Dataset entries
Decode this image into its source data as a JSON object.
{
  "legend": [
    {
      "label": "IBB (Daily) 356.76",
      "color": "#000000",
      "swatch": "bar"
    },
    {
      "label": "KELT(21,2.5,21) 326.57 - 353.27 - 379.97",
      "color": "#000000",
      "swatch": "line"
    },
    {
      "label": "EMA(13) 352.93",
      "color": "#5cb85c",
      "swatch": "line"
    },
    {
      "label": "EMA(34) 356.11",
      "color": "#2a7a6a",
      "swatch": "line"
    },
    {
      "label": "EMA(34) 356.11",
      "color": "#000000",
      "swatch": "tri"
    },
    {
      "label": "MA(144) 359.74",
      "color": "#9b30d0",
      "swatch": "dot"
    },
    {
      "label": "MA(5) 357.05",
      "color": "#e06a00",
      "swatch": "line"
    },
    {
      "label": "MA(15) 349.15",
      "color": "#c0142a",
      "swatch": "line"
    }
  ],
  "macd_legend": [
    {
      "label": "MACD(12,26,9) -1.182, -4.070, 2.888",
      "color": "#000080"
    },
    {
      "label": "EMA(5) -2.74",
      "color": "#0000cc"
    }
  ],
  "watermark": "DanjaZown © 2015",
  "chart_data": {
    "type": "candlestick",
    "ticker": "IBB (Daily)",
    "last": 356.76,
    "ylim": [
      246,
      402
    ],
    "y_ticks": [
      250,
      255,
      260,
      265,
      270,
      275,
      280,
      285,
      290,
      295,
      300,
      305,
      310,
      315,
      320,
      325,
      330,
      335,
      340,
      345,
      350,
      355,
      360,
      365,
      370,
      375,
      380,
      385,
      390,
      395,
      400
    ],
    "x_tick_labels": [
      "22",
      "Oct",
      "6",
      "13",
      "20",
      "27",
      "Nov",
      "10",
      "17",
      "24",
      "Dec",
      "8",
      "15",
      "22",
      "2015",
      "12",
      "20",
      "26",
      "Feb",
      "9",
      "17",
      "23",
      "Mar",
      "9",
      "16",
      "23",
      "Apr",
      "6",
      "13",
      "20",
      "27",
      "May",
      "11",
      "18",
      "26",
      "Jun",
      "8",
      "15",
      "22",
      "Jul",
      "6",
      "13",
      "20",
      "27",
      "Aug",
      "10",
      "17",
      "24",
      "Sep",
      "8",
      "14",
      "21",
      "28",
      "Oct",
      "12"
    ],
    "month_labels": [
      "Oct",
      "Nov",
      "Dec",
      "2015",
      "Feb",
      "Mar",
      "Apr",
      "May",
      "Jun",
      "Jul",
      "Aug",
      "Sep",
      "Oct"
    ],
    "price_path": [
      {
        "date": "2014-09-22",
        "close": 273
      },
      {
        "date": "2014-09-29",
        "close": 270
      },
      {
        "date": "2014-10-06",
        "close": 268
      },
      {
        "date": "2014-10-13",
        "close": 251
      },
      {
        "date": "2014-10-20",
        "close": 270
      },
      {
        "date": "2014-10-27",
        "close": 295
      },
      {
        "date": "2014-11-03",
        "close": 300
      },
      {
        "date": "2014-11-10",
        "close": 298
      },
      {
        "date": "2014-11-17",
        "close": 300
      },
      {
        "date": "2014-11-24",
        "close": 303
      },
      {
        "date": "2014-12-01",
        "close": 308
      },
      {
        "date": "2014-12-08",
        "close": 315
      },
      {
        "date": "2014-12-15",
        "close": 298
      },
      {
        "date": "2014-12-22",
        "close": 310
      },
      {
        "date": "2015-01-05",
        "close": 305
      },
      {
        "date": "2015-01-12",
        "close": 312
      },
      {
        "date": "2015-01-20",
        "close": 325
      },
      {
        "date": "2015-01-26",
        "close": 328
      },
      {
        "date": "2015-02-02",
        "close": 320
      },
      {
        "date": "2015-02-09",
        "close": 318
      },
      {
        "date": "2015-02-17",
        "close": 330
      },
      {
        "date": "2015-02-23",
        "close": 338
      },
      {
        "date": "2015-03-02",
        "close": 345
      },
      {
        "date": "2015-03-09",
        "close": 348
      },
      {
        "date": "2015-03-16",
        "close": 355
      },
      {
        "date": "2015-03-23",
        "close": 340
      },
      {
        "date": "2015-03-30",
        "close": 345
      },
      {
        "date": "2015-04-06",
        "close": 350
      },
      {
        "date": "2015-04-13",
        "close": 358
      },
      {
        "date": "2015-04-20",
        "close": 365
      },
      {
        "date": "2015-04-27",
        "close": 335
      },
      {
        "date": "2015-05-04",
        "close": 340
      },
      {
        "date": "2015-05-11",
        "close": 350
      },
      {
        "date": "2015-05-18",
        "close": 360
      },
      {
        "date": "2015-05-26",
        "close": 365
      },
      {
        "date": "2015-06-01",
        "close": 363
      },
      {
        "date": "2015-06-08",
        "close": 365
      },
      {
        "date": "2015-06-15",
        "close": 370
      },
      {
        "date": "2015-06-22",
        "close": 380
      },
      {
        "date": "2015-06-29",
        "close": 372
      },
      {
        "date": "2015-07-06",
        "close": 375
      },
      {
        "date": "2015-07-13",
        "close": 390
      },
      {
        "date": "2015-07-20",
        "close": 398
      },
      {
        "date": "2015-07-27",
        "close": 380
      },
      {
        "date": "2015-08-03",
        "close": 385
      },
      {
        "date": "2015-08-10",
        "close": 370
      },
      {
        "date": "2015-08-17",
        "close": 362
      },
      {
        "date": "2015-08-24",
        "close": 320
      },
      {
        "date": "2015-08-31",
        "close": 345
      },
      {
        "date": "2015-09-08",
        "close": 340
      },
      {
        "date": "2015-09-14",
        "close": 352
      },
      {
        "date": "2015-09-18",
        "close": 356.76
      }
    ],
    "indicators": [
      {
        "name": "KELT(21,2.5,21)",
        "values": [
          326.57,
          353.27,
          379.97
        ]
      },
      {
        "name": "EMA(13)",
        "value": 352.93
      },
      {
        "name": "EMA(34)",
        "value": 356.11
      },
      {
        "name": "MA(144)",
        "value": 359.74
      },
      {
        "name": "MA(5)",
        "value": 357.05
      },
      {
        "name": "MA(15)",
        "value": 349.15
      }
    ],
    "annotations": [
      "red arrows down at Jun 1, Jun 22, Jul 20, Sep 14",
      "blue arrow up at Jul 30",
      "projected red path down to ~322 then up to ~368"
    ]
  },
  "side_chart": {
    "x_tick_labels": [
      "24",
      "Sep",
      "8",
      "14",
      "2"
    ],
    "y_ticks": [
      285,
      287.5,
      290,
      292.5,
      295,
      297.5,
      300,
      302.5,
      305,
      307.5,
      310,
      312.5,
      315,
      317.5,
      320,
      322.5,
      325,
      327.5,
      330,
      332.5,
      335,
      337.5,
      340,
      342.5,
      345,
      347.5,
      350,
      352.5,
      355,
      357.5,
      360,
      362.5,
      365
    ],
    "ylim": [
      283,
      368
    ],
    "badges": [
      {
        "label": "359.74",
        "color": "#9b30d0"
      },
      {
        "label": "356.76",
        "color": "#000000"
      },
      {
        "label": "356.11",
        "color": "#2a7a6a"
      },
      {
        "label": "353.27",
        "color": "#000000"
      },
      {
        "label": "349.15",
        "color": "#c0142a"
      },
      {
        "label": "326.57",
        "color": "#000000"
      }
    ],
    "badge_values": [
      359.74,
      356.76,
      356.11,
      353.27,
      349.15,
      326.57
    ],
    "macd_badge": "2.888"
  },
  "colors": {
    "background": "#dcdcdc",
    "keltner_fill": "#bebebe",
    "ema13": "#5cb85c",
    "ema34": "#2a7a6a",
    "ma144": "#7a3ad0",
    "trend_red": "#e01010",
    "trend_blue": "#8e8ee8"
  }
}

» **What you need to do**
Restate each record word for word.

» **Output**
Decode this image into its source data as a JSON object.
{
  "legend": [
    {
      "label": "IBB (Daily) 356.76",
      "color": "#000000",
      "swatch": "bar"
    },
    {
      "label": "KELT(21,2.5,21) 326.57 - 353.27 - 379.97",
      "color": "#000000",
      "swatch": "line"
    },
    {
      "label": "EMA(13) 352.93",
      "color": "#5cb85c",
      "swatch": "line"
    },
    {
      "label": "EMA(34) 356.11",
      "color": "#2a7a6a",
      "swatch": "line"
    },
    {
      "label": "EMA(34) 356.11",
      "color": "#000000",
      "swatch": "tri"
    },
    {
      "label": "MA(144) 359.74",
      "color": "#9b30d0",
      "swatch": "dot"
    },
    {
      "label": "MA(5) 357.05",
      "color": "#e06a00",
      "swatch": "line"
    },
    {
      "label": "MA(15) 349.15",
      "color": "#c0142a",
      "swatch": "line"
    }
  ],
  "macd_legend": [
    {
      "label": "MACD(12,26,9) -1.182, -4.070, 2.888",
      "color": "#000080"
    },
    {
      "label": "EMA(5) -2.74",
      "color": "#0000cc"
    }
  ],
  "watermark": "DanjaZown © 2015",
  "chart_data": {
    "type": "candlestick",
    "ticker": "IBB (Daily)",
    "last": 356.76,
    "ylim": [
      246,
      402
    ],
    "y_ticks": [
      250,
      255,
      260,
      265,
      270,
      275,
      280,
      285,
      290,
      295,
      300,
      305,
      310,
      315,
      320,
      325,
      330,
      335,
      340,
      345,
      350,
      355,
      360,
      365,
      370,
      375,
      380,
      385,
      390,
      395,
      400
    ],
    "x_tick_labels": [
      "22",
      "Oct",
      "6",
      "13",
      "20",
      "27",
      "Nov",
      "10",
      "17",
      "24",
      "Dec",
      "8",
      "15",
      "22",
      "2015",
      "12",
      "20",
      "26",
      "Feb",
      "9",
      "17",
      "23",
      "Mar",
      "9",
      "16",
      "23",
      "Apr",
      "6",
      "13",
      "20",
      "27",
      "May",
      "11",
      "18",
      "26",
      "Jun",
      "8",
      "15",
      "22",
      "Jul",
      "6",
      "13",
      "20",
      "27",
      "Aug",
      "10",
      "17",
      "24",
      "Sep",
      "8",
      "14",
      "21",
      "28",
      "Oct",
      "12"
    ],
    "month_labels": [
      "Oct",
      "Nov",
      "Dec",
      "2015",
      "Feb",
      "Mar",
      "Apr",
      "May",
      "Jun",
      "Jul",
      "Aug",
      "Sep",
      "Oct"
    ],
    "price_path": [
      {
        "date": "2014-09-22",
        "close": 273
      },
      {
        "date": "2014-09-29",
        "close": 270
      },
      {
        "date": "2014-10-06",
        "close": 268
      },
      {
        "date": "2014-10-13",
        "close": 251
      },
      {
        "date": "2014-10-20",
        "close": 270
      },
      {
        "date": "2014-10-27",
        "close": 295
      },
      {
        "date": "2014-11-03",
        "close": 300
      },
      {
        "date": "2014-11-10",
        "close": 298
      },
      {
        "date": "2014-11-17",
        "close": 300
      },
      {
        "date": "2014-11-24",
        "close": 303
      },
      {
        "date": "2014-12-01",
        "close": 308
      },
      {
        "date": "2014-12-08",
        "close": 315
      },
      {
        "date": "2014-12-15",
        "close": 298
      },
      {
        "date": "2014-12-22",
        "close": 310
      },
      {
        "date": "2015-01-05",
        "close": 305
      },
      {
        "date": "2015-01-12",
        "close": 312
      },
      {
        "date": "2015-01-20",
        "close": 325
      },
      {
        "date": "2015-01-26",
        "close": 328
      },
      {
        "date": "2015-02-02",
        "close": 320
      },
      {
        "date": "2015-02-09",
        "close": 318
      },
      {
        "date": "2015-02-17",
        "close": 330
      },
      {
        "date": "2015-02-23",
        "close": 338
      },
      {
        "date": "2015-03-02",
        "close": 345
      },
      {
        "date": "2015-03-09",
        "close": 348
      },
      {
        "date": "2015-03-16",
        "close": 355
      },
      {
        "date": "2015-03-23",
        "close": 340
      },
      {
        "date": "2015-03-30",
        "close": 345
      },
      {
        "date": "2015-04-06",
        "close": 350
      },
      {
        "date": "2015-04-13",
        "close": 358
      },
      {
        "date": "2015-04-20",
        "close": 365
      },
      {
        "date": "2015-04-27",
        "close": 335
      },
      {
        "date": "2015-05-04",
        "close": 340
      },
      {
        "date": "2015-05-11",
        "close": 350
      },
      {
        "date": "2015-05-18",
        "close": 360
      },
      {
        "date": "2015-05-26",
        "close": 365
      },
      {
        "date": "2015-06-01",
        "close": 363
      },
      {
        "date": "2015-06-08",
        "close": 365
      },
      {
        "date": "2015-06-15",
        "close": 370
      },
      {
        "date": "2015-06-22",
        "close": 380
      },
      {
        "date": "2015-06-29",
        "close": 372
      },
      {
        "date": "2015-07-06",
        "close": 375
      },
      {
        "date": "2015-07-13",
        "close": 390
      },
      {
        "date": "2015-07-20",
        "close": 398
      },
      {
        "date": "2015-07-27",
        "close": 380
      },
      {
        "date": "2015-08-03",
        "close": 385
      },
      {
        "date": "2015-08-10",
        "close": 370
      },
      {
        "date": "2015-08-17",
        "close": 362
      },
      {
        "date": "2015-08-24",
        "close": 320
      },
      {
        "date": "2015-08-31",
        "close": 345
      },
      {
        "date": "2015-09-08",
        "close": 340
      },
      {
        "date": "2015-09-14",
        "close": 352
      },
      {
        "date": "2015-09-18",
        "close": 356.76
      }
    ],
    "indicators": [
      {
        "name": "KELT(21,2.5,21)",
        "values": [
          326.57,
          353.27,
          379.97
        ]
      },
      {
        "name": "EMA(13)",
        "value": 352.93
      },
      {
        "name": "EMA(34)",
        "value": 356.11
      },
      {
        "name": "MA(144)",
        "value": 359.74
      },
      {
        "name": "MA(5)",
        "value": 357.05
      },
      {
        "name": "MA(15)",
        "value": 349.15
      }
    ],
    "annotations": [
      "red arrows down at Jun 1, Jun 22, Jul 20, Sep 14",
      "blue arrow up at Jul 30",
      "projected red path down to ~322 then up to ~368"
    ]
  },
  "side_chart": {
    "x_tick_labels": [
      "24",
      "Sep",
      "8",
      "14",
      "2"
    ],
    "y_ticks": [
      285,
      287.5,
      290,
      292.5,
      295,
      297.5,
      300,
      302.5,
      305,
      307.5,
      310,
      312.5,
      315,
      317.5,
      320,
      322.5,
      325,
      327.5,
      330,
      332.5,
      335,
      337.5,
      340,
      342.5,
      345,
      347.5,
      350,
      352.5,
      355,
      357.5,
      360,
      362.5,
      365
    ],
    "ylim": [
      283,
      368
    ],
    "badges": [
      {
        "label": "359.74",
        "color": "#9b30d0"
      },
      {
        "label": "356.76",
        "color": "#000000"
      },
      {
        "label": "356.11",
        "color": "#2a7a6a"
      },
      {
        "label": "353.27",
        "color": "#000000"
      },
      {
        "label": "349.15",
        "color": "#c0142a"
      },
      {
        "label": "326.57",
        "color": "#000000"
      }
    ],
    "badge_values": [
      359.74,
      356.76,
      356.11,
      353.27,
      349.15,
      326.57
    ],
    "macd_badge": "2.888"
  },
  "colors": {
    "background": "#dcdcdc",
    "keltner_fill": "#bebebe",
    "ema13": "#5cb85c",
    "ema34": "#2a7a6a",
    "ma144": "#7a3ad0",
    "trend_red": "#e01010",
    "trend_blue": "#8e8ee8"
  }
}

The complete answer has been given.